Collected data
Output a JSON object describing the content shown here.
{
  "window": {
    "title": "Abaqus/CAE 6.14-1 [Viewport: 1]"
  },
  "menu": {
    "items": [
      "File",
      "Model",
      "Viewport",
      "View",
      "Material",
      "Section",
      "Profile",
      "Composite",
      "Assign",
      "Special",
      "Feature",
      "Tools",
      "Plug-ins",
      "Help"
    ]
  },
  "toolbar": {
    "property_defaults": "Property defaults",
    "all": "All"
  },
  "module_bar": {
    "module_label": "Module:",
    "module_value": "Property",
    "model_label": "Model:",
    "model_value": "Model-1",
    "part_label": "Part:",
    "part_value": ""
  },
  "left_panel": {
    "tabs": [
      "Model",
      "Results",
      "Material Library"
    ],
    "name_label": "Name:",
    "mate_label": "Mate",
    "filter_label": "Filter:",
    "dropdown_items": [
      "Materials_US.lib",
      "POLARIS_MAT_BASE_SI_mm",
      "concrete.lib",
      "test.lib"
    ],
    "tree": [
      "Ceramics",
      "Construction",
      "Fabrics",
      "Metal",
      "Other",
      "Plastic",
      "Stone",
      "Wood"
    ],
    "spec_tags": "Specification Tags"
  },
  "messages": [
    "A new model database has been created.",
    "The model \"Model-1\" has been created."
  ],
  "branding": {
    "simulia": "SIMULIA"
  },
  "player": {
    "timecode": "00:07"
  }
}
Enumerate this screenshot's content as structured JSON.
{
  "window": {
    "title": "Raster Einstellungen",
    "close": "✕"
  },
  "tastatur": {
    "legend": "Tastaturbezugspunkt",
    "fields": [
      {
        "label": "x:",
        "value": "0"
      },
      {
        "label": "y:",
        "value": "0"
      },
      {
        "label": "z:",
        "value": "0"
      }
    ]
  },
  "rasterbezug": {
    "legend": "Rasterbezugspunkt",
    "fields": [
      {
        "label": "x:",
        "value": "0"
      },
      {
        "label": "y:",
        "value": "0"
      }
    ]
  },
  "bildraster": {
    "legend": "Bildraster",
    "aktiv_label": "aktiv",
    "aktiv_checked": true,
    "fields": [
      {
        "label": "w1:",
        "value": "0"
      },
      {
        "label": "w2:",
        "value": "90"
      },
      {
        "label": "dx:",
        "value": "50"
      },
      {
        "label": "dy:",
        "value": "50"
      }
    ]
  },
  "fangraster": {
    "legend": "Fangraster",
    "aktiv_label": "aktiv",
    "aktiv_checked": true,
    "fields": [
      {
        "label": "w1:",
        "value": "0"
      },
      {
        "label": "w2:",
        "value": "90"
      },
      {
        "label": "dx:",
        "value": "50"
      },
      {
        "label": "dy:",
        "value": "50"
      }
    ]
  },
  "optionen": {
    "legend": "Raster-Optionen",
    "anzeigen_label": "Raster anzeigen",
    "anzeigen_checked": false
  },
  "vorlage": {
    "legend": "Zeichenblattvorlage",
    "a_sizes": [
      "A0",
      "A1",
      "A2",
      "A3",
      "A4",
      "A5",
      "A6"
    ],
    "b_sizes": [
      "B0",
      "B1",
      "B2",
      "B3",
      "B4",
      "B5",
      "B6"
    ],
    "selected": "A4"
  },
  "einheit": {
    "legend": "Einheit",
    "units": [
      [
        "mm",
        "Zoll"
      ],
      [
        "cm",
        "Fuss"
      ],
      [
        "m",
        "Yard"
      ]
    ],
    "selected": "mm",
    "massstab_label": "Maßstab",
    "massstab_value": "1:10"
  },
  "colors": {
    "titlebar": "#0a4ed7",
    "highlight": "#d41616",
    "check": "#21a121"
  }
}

What this task involves —
Find the string "JSON" in the entries above and return each line that holds it.

Output for this exercise —
Output a JSON object describing the content shown here.
Enumerate this screenshot's content as structured JSON.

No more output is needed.